═════ RECORDS PROVIDED
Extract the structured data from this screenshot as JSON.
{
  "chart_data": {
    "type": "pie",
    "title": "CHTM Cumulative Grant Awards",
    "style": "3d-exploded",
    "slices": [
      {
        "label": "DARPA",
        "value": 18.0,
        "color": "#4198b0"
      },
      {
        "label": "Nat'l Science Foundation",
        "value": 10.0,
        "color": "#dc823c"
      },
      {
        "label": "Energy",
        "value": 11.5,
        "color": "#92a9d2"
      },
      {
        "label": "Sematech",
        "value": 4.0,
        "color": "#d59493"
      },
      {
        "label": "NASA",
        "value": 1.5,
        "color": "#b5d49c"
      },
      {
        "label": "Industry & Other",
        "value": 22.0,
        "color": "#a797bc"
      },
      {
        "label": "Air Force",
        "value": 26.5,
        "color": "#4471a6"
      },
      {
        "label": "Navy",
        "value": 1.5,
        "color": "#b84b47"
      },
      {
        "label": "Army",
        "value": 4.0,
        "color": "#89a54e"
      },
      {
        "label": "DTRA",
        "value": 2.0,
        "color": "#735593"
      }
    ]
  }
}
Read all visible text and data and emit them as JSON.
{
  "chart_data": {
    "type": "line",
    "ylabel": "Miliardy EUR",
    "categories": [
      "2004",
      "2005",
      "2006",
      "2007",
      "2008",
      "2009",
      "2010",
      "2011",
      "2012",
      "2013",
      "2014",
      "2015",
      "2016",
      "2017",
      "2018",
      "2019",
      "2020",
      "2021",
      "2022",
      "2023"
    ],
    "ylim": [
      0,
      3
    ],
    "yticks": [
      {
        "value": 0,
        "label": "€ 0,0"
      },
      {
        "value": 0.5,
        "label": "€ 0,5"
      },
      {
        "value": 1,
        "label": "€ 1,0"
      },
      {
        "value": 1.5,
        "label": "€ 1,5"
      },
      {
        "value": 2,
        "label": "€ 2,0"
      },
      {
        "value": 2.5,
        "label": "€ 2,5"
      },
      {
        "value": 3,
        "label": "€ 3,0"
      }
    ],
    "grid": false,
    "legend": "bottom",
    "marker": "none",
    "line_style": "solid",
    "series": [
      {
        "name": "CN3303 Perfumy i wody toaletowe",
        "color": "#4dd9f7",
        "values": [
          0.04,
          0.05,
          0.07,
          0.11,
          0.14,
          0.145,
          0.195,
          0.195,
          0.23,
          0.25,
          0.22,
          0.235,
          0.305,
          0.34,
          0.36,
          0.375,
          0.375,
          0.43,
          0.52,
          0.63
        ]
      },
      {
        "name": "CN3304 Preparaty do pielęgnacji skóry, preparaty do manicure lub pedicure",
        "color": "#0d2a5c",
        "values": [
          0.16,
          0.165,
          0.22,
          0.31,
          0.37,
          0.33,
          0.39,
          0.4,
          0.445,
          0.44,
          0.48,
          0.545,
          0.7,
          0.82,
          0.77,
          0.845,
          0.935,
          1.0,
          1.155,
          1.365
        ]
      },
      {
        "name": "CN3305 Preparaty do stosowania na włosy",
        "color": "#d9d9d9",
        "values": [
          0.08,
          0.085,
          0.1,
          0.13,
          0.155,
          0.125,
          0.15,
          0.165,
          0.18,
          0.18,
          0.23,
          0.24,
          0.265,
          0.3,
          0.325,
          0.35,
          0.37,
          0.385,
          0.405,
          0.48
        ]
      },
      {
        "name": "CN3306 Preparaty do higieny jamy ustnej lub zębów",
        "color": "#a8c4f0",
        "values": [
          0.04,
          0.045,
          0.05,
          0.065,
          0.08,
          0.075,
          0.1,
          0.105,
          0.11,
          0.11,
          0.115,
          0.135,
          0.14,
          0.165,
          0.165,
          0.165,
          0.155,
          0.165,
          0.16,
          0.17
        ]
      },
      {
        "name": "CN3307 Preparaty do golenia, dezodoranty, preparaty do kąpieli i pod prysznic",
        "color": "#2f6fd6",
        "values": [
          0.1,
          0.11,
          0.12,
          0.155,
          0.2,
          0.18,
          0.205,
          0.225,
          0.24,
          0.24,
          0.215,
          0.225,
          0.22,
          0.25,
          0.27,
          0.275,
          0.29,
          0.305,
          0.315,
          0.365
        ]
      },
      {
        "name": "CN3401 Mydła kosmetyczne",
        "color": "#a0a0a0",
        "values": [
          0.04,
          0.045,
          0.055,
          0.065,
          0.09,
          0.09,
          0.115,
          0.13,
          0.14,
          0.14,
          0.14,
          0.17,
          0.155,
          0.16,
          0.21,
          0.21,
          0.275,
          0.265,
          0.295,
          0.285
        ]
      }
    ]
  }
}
══════════
Repeat each record exactly, leaving nothing out.

--- SOLVED PROBLEM ---
Extract the structured data from this screenshot as JSON.
{
  "chart_data": {
    "type": "pie",
    "title": "CHTM Cumulative Grant Awards",
    "style": "3d-exploded",
    "slices": [
      {
        "label": "DARPA",
        "value": 18.0,
        "color": "#4198b0"
      },
      {
        "label": "Nat'l Science Foundation",
        "value": 10.0,
        "color": "#dc823c"
      },
      {
        "label": "Energy",
        "value": 11.5,
        "color": "#92a9d2"
      },
      {
        "label": "Sematech",
        "value": 4.0,
        "color": "#d59493"
      },
      {
        "label": "NASA",
        "value": 1.5,
        "color": "#b5d49c"
      },
      {
        "label": "Industry & Other",
        "value": 22.0,
        "color": "#a797bc"
      },
      {
        "label": "Air Force",
        "value": 26.5,
        "color": "#4471a6"
      },
      {
        "label": "Navy",
        "value": 1.5,
        "color": "#b84b47"
      },
      {
        "label": "Army",
        "value": 4.0,
        "color": "#89a54e"
      },
      {
        "label": "DTRA",
        "value": 2.0,
        "color": "#735593"
      }
    ]
  }
}
Read all visible text and data and emit them as JSON.
{
  "chart_data": {
    "type": "line",
    "ylabel": "Miliardy EUR",
    "categories": [
      "2004",
      "2005",
      "2006",
      "2007",
      "2008",
      "2009",
      "2010",
      "2011",
      "2012",
      "2013",
      "2014",
      "2015",
      "2016",
      "2017",
      "2018",
      "2019",
      "2020",
      "2021",
      "2022",
      "2023"
    ],
    "ylim": [
      0,
      3
    ],
    "yticks": [
      {
        "value": 0,
        "label": "€ 0,0"
      },
      {
        "value": 0.5,
        "label": "€ 0,5"
      },
      {
        "value": 1,
        "label": "€ 1,0"
      },
      {
        "value": 1.5,
        "label": "€ 1,5"
      },
      {
        "value": 2,
        "label": "€ 2,0"
      },
      {
        "value": 2.5,
        "label": "€ 2,5"
      },
      {
        "value": 3,
        "label": "€ 3,0"
      }
    ],
    "grid": false,
    "legend": "bottom",
    "marker": "none",
    "line_style": "solid",
    "series": [
      {
        "name": "CN3303 Perfumy i wody toaletowe",
        "color": "#4dd9f7",
        "values": [
          0.04,
          0.05,
          0.07,
          0.11,
          0.14,
          0.145,
          0.195,
          0.195,
          0.23,
          0.25,
          0.22,
          0.235,
          0.305,
          0.34,
          0.36,
          0.375,
          0.375,
          0.43,
          0.52,
          0.63
        ]
      },
      {
        "name": "CN3304 Preparaty do pielęgnacji skóry, preparaty do manicure lub pedicure",
        "color": "#0d2a5c",
        "values": [
          0.16,
          0.165,
          0.22,
          0.31,
          0.37,
          0.33,
          0.39,
          0.4,
          0.445,
          0.44,
          0.48,
          0.545,
          0.7,
          0.82,
          0.77,
          0.845,
          0.935,
          1.0,
          1.155,
          1.365
        ]
      },
      {
        "name": "CN3305 Preparaty do stosowania na włosy",
        "color": "#d9d9d9",
        "values": [
          0.08,
          0.085,
          0.1,
          0.13,
          0.155,
          0.125,
          0.15,
          0.165,
          0.18,
          0.18,
          0.23,
          0.24,
          0.265,
          0.3,
          0.325,
          0.35,
          0.37,
          0.385,
          0.405,
          0.48
        ]
      },
      {
        "name": "CN3306 Preparaty do higieny jamy ustnej lub zębów",
        "color": "#a8c4f0",
        "values": [
          0.04,
          0.045,
          0.05,
          0.065,
          0.08,
          0.075,
          0.1,
          0.105,
          0.11,
          0.11,
          0.115,
          0.135,
          0.14,
          0.165,
          0.165,
          0.165,
          0.155,
          0.165,
          0.16,
          0.17
        ]
      },
      {
        "name": "CN3307 Preparaty do golenia, dezodoranty, preparaty do kąpieli i pod prysznic",
        "color": "#2f6fd6",
        "values": [
          0.1,
          0.11,
          0.12,
          0.155,
          0.2,
          0.18,
          0.205,
          0.225,
          0.24,
          0.24,
          0.215,
          0.225,
          0.22,
          0.25,
          0.27,
          0.275,
          0.29,
          0.305,
          0.315,
          0.365
        ]
      },
      {
        "name": "CN3401 Mydła kosmetyczne",
        "color": "#a0a0a0",
        "values": [
          0.04,
          0.045,
          0.055,
          0.065,
          0.09,
          0.09,
          0.115,
          0.13,
          0.14,
          0.14,
          0.14,
          0.17,
          0.155,
          0.16,
          0.21,
          0.21,
          0.275,
          0.265,
          0.295,
          0.285
        ]
      }
    ]
  }
}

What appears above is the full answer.